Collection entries
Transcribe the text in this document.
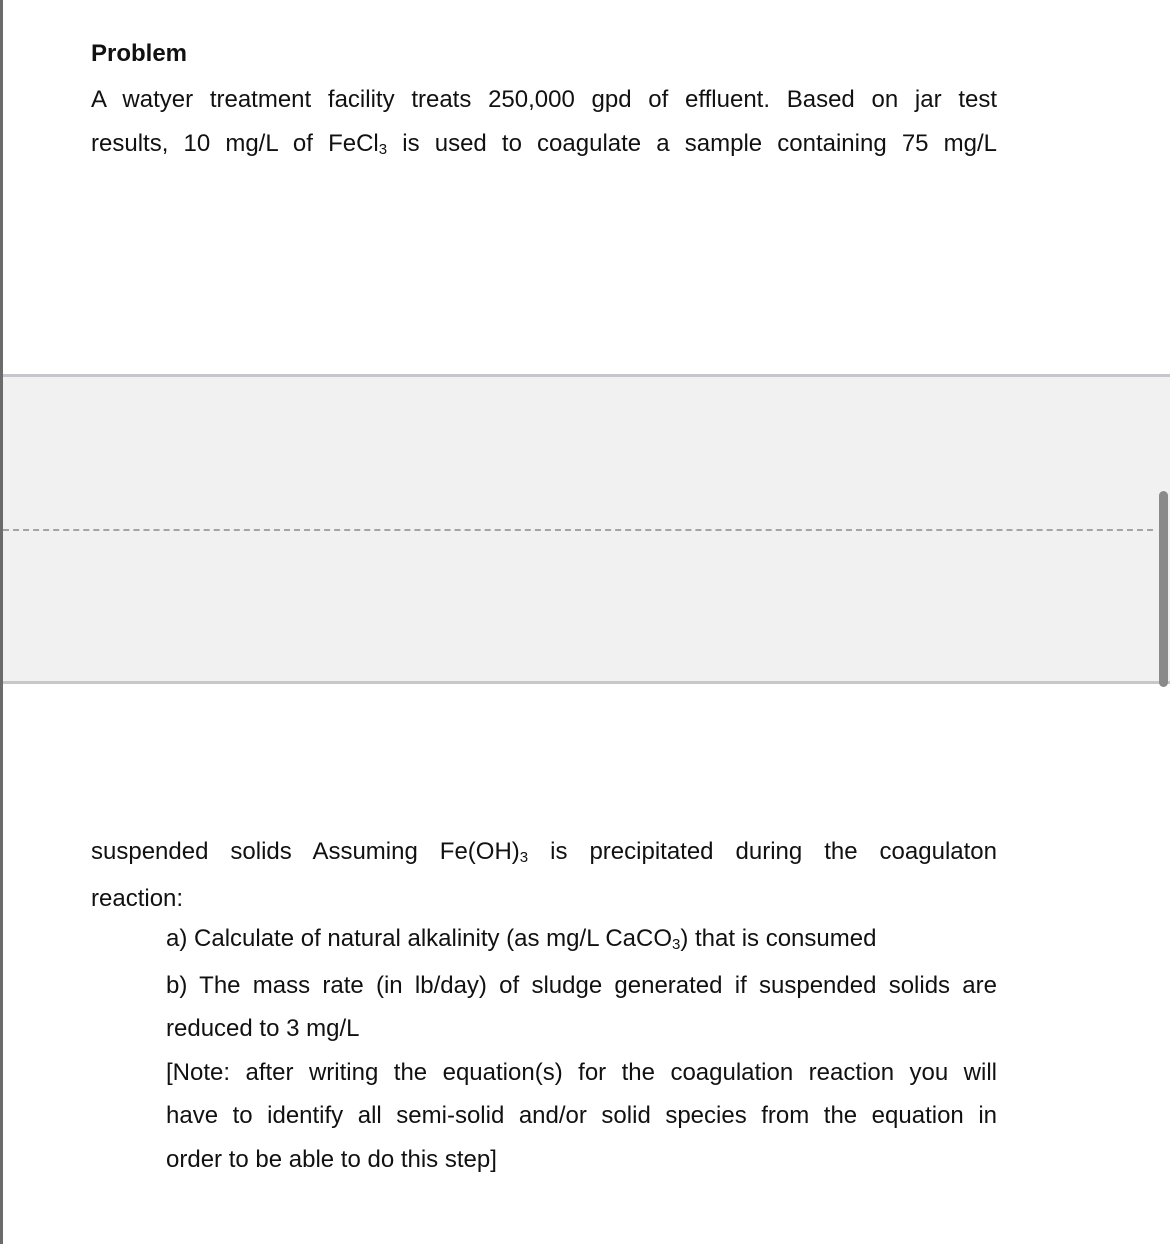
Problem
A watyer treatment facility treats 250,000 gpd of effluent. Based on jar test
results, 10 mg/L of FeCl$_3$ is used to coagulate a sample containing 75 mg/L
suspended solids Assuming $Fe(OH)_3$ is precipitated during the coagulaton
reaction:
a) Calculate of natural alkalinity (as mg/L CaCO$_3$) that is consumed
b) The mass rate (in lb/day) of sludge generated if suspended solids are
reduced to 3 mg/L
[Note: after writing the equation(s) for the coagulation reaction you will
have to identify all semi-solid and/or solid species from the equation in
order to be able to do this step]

-- Problem requirements --
Transcribe the listing in full and omit the pictures.

-- Exercise result --
Transcribe the text in this document.
Problem
A watyer treatment facility treats 250,000 gpd of effluent. Based on jar test
results, 10 mg/L of FeCl$_3$ is used to coagulate a sample containing 75 mg/L
suspended solids Assuming $Fe(OH)_3$ is precipitated during the coagulaton
reaction:
a) Calculate of natural alkalinity (as mg/L CaCO$_3$) that is consumed
b) The mass rate (in lb/day) of sludge generated if suspended solids are
reduced to 3 mg/L
[Note: after writing the equation(s) for the coagulation reaction you will
have to identify all semi-solid and/or solid species from the equation in
order to be able to do this step]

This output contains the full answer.